Start Entries supplied

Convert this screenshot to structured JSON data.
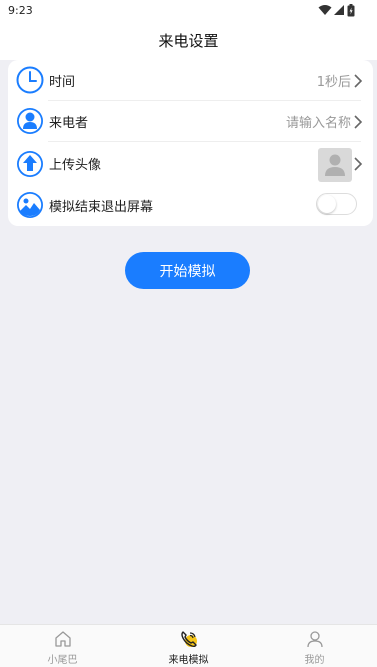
{
  "status_bar": {
    "time": "9:23"
  },
  "page": {
    "title": "来电设置"
  },
  "settings": {
    "time": {
      "label": "时间",
      "value": "1秒后"
    },
    "caller": {
      "label": "来电者",
      "placeholder": "请输入名称"
    },
    "avatar": {
      "label": "上传头像"
    },
    "exit_screen": {
      "label": "模拟结束退出屏幕",
      "enabled": false
    }
  },
  "actions": {
    "start_label": "开始模拟"
  },
  "tabs": [
    {
      "label": "小尾巴",
      "icon": "home-icon",
      "active": false
    },
    {
      "label": "来电模拟",
      "icon": "phone-call-icon",
      "active": true
    },
    {
      "label": "我的",
      "icon": "user-icon",
      "active": false
    }
  ],
  "colors": {
    "accent": "#1a7dff",
    "background": "#efeff4",
    "tab_active_icon": "#f5c518"
  }
}
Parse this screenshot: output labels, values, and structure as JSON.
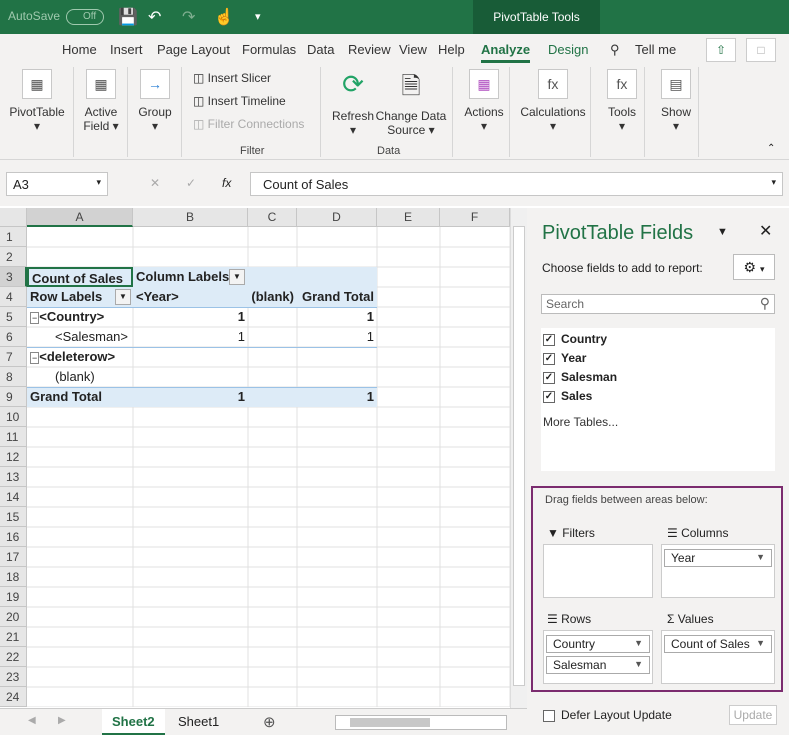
{
  "titlebar": {
    "autosave": "AutoSave",
    "autosave_state": "Off",
    "context": "PivotTable Tools"
  },
  "tabs": [
    "Home",
    "Insert",
    "Page Layout",
    "Formulas",
    "Data",
    "Review",
    "View",
    "Help",
    "Analyze",
    "Design"
  ],
  "tell_me": "Tell me",
  "ribbon": {
    "pivottable": "PivotTable",
    "active_field": "Active",
    "active_field2": "Field",
    "group": "Group",
    "insert_slicer": "Insert Slicer",
    "insert_timeline": "Insert Timeline",
    "filter_connections": "Filter Connections",
    "filter_group": "Filter",
    "refresh": "Refresh",
    "change_data": "Change Data",
    "source": "Source",
    "data_group": "Data",
    "actions": "Actions",
    "calculations": "Calculations",
    "tools": "Tools",
    "show": "Show"
  },
  "formula": {
    "namebox": "A3",
    "fx": "fx",
    "value": "Count of Sales"
  },
  "columns": [
    "A",
    "B",
    "C",
    "D",
    "E",
    "F"
  ],
  "rows": [
    "1",
    "2",
    "3",
    "4",
    "5",
    "6",
    "7",
    "8",
    "9",
    "10",
    "11",
    "12",
    "13",
    "14",
    "15",
    "16",
    "17",
    "18",
    "19",
    "20",
    "21",
    "22",
    "23",
    "24"
  ],
  "pivot": {
    "r3a": "Count of Sales",
    "r3b": "Column Labels",
    "r4a": "Row Labels",
    "r4b": "<Year>",
    "r4c": "(blank)",
    "r4d": "Grand Total",
    "r5a": "<Country>",
    "r5c": "1",
    "r5d": "1",
    "r6a": "<Salesman>",
    "r6c": "1",
    "r6d": "1",
    "r7a": "<deleterow>",
    "r8a": "(blank)",
    "r9a": "Grand Total",
    "r9c": "1",
    "r9d": "1"
  },
  "sheets": [
    "Sheet2",
    "Sheet1"
  ],
  "pane": {
    "title": "PivotTable Fields",
    "choose": "Choose fields to add to report:",
    "search_placeholder": "Search",
    "fields": [
      "Country",
      "Year",
      "Salesman",
      "Sales"
    ],
    "more": "More Tables...",
    "drag": "Drag fields between areas below:",
    "filters": "Filters",
    "columns": "Columns",
    "rows": "Rows",
    "values": "Values",
    "col_items": [
      "Year"
    ],
    "row_items": [
      "Country",
      "Salesman"
    ],
    "val_items": [
      "Count of Sales"
    ],
    "defer": "Defer Layout Update",
    "update": "Update",
    "accent": "#7b2c6f"
  }
}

End Entries supplied

▸ **Objective**
Pick out, from the lines above, every one that contains the string "Insert".

▸ **Full output**
    "Insert",
    "insert_slicer": "Insert Slicer",
    "insert_timeline": "Insert Timeline",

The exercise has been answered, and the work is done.